**DIE DATENSÄTZE**
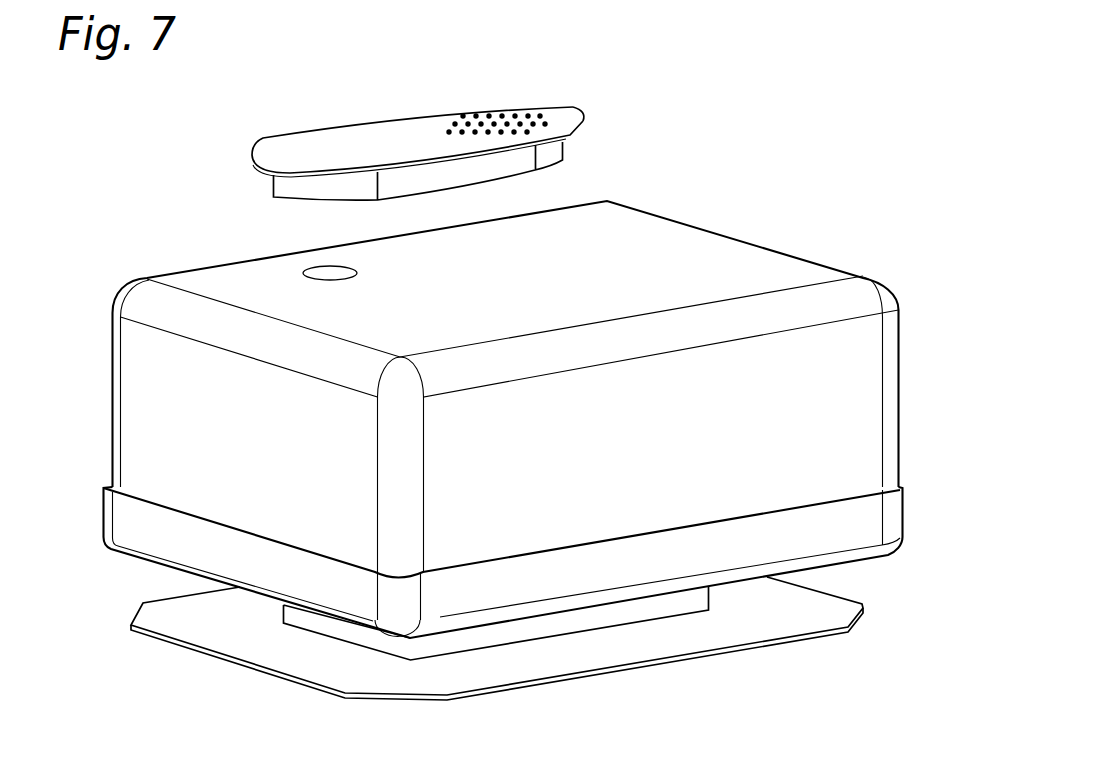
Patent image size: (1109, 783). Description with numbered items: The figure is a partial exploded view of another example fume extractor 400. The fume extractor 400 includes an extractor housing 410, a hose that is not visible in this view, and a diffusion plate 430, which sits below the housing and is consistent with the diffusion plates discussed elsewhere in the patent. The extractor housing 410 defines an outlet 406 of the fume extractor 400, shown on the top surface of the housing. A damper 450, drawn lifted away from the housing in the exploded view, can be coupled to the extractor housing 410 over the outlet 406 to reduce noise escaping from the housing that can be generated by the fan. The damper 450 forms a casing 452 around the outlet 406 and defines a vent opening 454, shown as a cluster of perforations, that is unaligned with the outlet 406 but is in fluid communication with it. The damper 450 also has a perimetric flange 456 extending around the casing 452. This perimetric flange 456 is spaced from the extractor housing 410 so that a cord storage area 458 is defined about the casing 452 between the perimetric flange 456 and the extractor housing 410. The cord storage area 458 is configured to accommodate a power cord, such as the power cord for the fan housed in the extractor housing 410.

The fume extractor 400 is at (205, 198).
The outlet 406 is at (324, 258).
The extractor housing 410 is at (775, 236).
The diffusion plate 430 is at (777, 663).
The damper 450 is at (316, 108).
The casing 452 is at (397, 128).
The vent opening 454 is at (487, 123).
The perimetric flange 456 is at (573, 118).
The cord storage area 458 is at (503, 165).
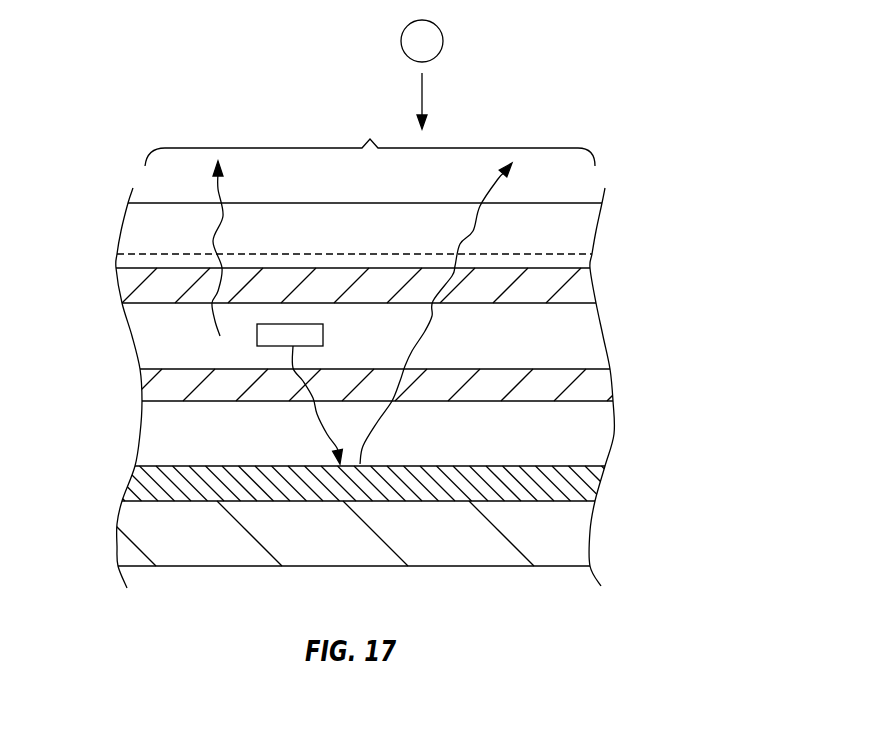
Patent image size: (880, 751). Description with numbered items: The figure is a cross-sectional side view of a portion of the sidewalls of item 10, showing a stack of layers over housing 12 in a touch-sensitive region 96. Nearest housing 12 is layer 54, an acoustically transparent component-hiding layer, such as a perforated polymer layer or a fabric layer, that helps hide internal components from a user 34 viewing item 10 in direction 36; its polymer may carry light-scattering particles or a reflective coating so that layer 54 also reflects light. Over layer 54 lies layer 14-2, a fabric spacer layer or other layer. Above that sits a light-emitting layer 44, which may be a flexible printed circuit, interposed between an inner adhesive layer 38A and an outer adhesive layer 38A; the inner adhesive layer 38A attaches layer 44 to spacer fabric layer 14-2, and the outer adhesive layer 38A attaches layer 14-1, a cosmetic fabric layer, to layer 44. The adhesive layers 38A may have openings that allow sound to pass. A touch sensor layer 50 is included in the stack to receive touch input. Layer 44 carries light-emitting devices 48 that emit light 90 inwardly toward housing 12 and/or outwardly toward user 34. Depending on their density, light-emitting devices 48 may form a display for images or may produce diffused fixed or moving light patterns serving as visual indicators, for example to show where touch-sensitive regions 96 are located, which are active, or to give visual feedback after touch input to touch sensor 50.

The item 10 is at (652, 100).
The housing 12 is at (577, 530).
The cosmetic fabric layer 14-1 is at (578, 230).
The fabric spacer layer 14-2 is at (600, 432).
The user 34 is at (443, 37).
The direction 36 is at (422, 90).
The adhesive layers 38A is at (580, 283).
The light-emitting layer 44 is at (587, 332).
The light-emitting devices 48 is at (304, 332).
The touch sensor layer 50 is at (150, 262).
The component-hiding layer 54 is at (587, 482).
The light 90 is at (220, 187).
The touch-sensitive regions 96 is at (370, 142).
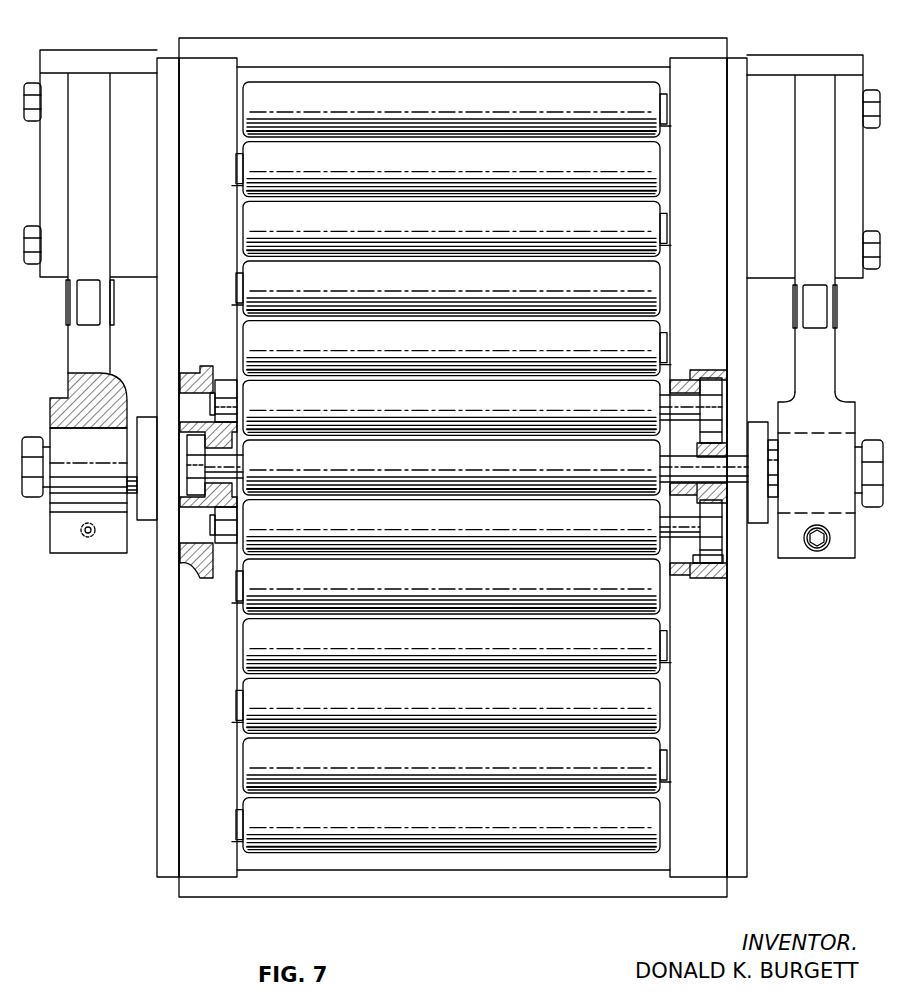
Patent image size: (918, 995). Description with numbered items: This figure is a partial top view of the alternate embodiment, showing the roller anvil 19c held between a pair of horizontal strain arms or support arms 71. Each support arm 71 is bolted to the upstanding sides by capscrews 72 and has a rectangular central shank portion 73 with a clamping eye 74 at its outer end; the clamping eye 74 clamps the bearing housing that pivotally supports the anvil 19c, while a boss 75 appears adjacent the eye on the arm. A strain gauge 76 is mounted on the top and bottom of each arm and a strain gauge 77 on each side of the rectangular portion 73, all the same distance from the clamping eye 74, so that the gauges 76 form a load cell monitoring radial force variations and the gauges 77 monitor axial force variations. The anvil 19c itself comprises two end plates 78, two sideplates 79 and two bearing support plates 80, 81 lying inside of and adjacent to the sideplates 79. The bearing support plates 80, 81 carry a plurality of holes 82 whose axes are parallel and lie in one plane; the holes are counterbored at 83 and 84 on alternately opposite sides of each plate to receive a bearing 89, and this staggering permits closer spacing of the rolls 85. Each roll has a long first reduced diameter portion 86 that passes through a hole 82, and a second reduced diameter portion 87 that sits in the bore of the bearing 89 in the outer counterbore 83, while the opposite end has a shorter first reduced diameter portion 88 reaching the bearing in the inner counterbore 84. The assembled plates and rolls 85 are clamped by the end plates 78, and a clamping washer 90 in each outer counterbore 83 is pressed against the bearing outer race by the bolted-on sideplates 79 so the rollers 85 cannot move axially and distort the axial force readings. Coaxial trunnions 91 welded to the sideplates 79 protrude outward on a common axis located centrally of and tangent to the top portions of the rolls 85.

The anvil 19c is at (152, 841).
The support arm 71 is at (68, 355).
The capscrews 72 is at (33, 226).
The rectangular central shank portion 73 is at (80, 347).
The clamping eye 74 is at (57, 543).
The hatched boss of mounting arm 75 is at (72, 445).
The strain gauge 76 is at (90, 305).
The strain gauge 77 is at (68, 310).
The end plates 78 is at (569, 52).
The sideplates 79 is at (160, 749).
The bearing support plate 80 is at (688, 66).
The bearing support plate 81 is at (219, 66).
The holes 82 is at (718, 470).
The outer counterbore 83 is at (180, 440).
The inner counterbore 84 is at (222, 378).
The rolls 85 is at (380, 272).
The first reduced diameter portion 86 is at (663, 563).
The second reduced diameter portion 87 is at (722, 553).
The shorter first reduced diameter portion 88 is at (245, 527).
The bearing 89 is at (710, 515).
The clamping washer 90 is at (722, 568).
The trunnions 91 is at (145, 512).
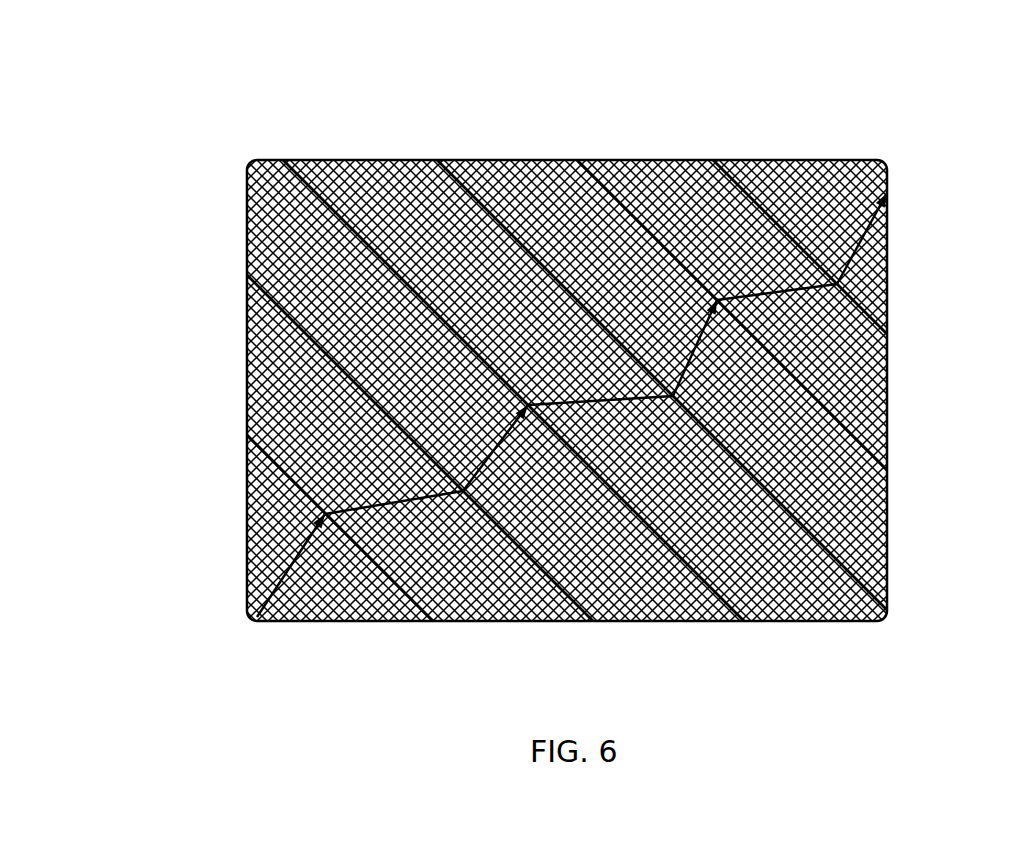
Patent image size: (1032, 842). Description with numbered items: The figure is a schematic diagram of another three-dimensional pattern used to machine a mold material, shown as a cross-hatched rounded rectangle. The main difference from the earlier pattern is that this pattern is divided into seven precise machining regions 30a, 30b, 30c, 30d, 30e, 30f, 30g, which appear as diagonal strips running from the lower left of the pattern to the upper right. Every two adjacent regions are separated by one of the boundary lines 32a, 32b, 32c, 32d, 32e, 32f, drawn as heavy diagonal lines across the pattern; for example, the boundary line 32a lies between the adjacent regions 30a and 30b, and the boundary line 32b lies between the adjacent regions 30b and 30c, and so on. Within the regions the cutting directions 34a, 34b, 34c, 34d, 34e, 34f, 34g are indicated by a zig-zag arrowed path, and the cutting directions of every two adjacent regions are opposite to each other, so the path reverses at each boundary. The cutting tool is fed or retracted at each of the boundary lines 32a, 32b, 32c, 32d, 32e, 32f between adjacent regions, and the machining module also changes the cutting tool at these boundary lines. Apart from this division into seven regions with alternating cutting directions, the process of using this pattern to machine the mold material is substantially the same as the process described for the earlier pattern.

The precise machining region 30a is at (329, 593).
The precise machining region 30b is at (483, 603).
The precise machining region 30c is at (632, 605).
The precise machining region 30d is at (785, 622).
The precise machining region 30e is at (878, 508).
The precise machining region 30f is at (872, 410).
The precise machining region 30g is at (878, 283).
The boundary line 32a is at (403, 593).
The boundary line 32b is at (568, 596).
The boundary line 32c is at (712, 596).
The boundary line 32d is at (848, 596).
The boundary line 32e is at (870, 470).
The boundary line 32f is at (873, 305).
The cutting direction 34a is at (290, 570).
The cutting direction 34b is at (403, 503).
The cutting direction 34c is at (495, 447).
The cutting direction 34d is at (627, 397).
The cutting direction 34e is at (693, 352).
The cutting direction 34f is at (800, 303).
The cutting direction 34g is at (862, 250).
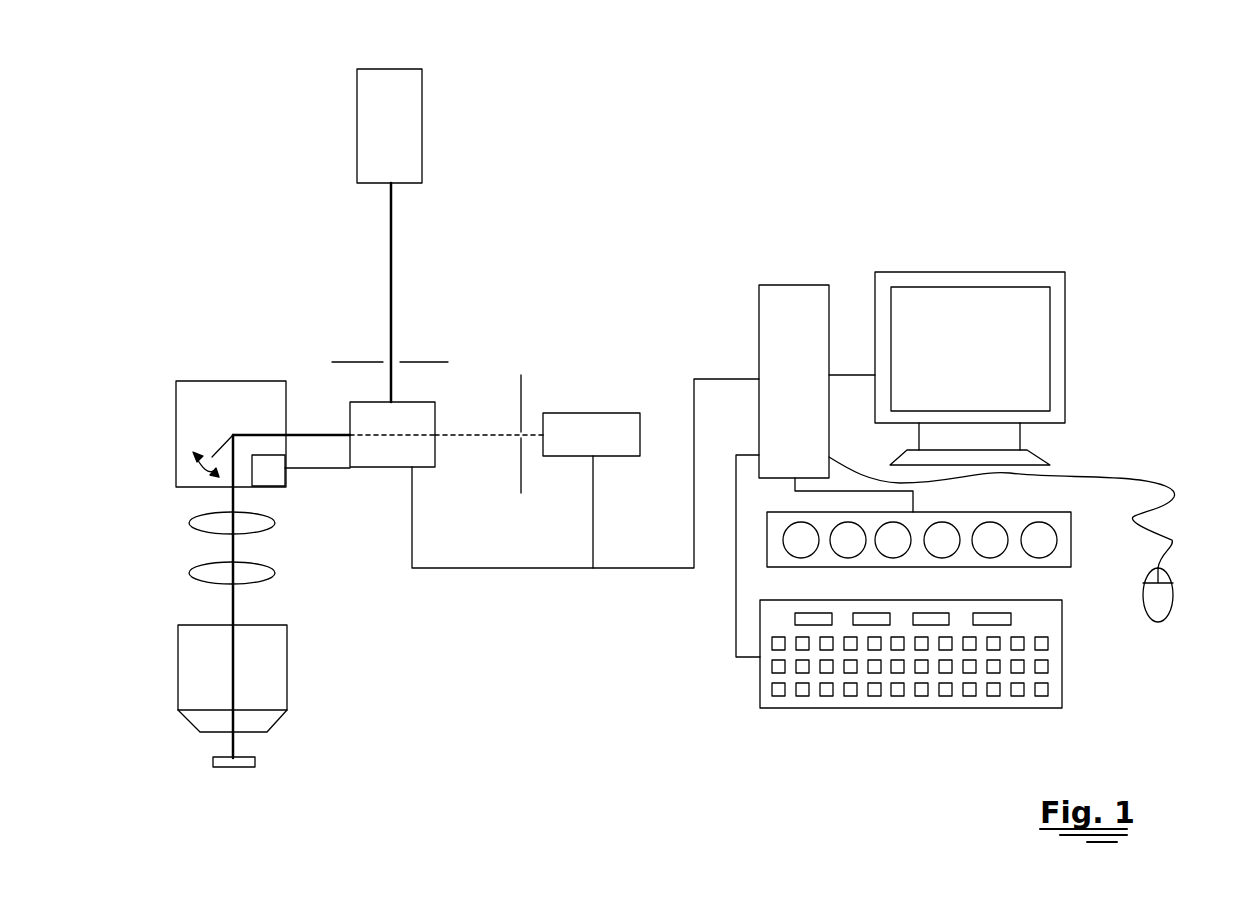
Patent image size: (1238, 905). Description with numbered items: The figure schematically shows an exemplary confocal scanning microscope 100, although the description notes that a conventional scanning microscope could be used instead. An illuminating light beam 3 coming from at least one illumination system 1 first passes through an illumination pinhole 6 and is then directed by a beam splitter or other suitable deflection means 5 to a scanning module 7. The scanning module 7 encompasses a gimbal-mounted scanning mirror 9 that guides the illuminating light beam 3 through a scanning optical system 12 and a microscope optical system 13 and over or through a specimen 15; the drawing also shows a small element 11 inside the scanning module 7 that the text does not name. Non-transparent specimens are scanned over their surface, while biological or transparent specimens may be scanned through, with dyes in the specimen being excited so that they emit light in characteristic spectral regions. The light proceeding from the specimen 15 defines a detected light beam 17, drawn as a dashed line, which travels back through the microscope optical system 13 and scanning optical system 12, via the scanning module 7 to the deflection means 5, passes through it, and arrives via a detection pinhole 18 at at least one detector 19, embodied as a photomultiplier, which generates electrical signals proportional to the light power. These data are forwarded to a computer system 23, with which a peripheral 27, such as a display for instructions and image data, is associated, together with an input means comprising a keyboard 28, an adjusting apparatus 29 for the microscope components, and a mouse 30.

The illumination system 1 is at (410, 108).
The illuminating light beam 3 is at (391, 215).
The confocal scanning microscope 100 is at (456, 320).
The illumination pinhole 6 is at (349, 363).
The scanning module 7 is at (201, 381).
The scanning mirror 9 is at (222, 447).
The scan lens 11 is at (272, 473).
The deflection means 5 is at (413, 463).
The detected light beam 17 is at (443, 433).
The detection pinhole 18 is at (522, 396).
The detector 19 is at (562, 428).
The computer system 23 is at (768, 324).
The peripheral 27 is at (938, 308).
The adjusting apparatus 29 is at (970, 517).
The keyboard 28 is at (1040, 620).
The mouse 30 is at (1153, 598).
The scanning optical system 12 is at (210, 523).
The microscope optical system 13 is at (187, 648).
The specimen 15 is at (215, 751).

**SCHRIFTLICHE AUFGABE**
Bring die Zeilen der Datensätze, beginnend am Anfang und endend mit der Zeile, die „The cord storage area 458 is at (503, 165).“ enthält, in eine Markdown-Tabelle mit den Spalten „Nr.“ und „Zeile“, ohne Leerzeilen. Lass die Bilder dabei weg.

**ENDGÜLTIGE ANTWORT**
| Nr. | Zeile |
|---|---|
| 1 | Patent image size: (1109, 783). Description with numbered items: The figure is a partial exploded view of another example fume extractor 400. The fume extractor 400 includes an extractor housing 410, a hose that is not visible in this view, and a diffusion plate 430, which sits below the housing and is consistent with the diffusion plates discussed elsewhere in the patent. The extractor housing 410 defines an outlet 406 of the fume extractor 400, shown on the top surface of the housing. A damper 450, drawn lifted away from the housing in the exploded view, can be coupled to the extractor housing 410 over the outlet 406 to reduce noise escaping from the housing that can be generated by the fan. The damper 450 forms a casing 452 around the outlet 406 and defines a vent opening 454, shown as a cluster of perforations, that is unaligned with the outlet 406 but is in fluid communication with it. The damper 450 also has a perimetric flange 456 extending around the casing 452. This perimetric flange 456 is spaced from the extractor housing 410 so that a cord storage area 458 is defined about the casing 452 between the perimetric flange 456 and the extractor housing 410. The cord storage area 458 is configured to accommodate a power cord, such as the power cord for the fan housed in the extractor housing 410. |
| 2 | The fume extractor 400 is at (205, 198). |
| 3 | The outlet 406 is at (324, 258). |
| 4 | The extractor housing 410 is at (775, 236). |
| 5 | The diffusion plate 430 is at (777, 663). |
| 6 | The damper 450 is at (316, 108). |
| 7 | The casing 452 is at (397, 128). |
| 8 | The vent opening 454 is at (487, 123). |
| 9 | The perimetric flange 456 is at (573, 118). |
| 10 | The cord storage area 458 is at (503, 165). |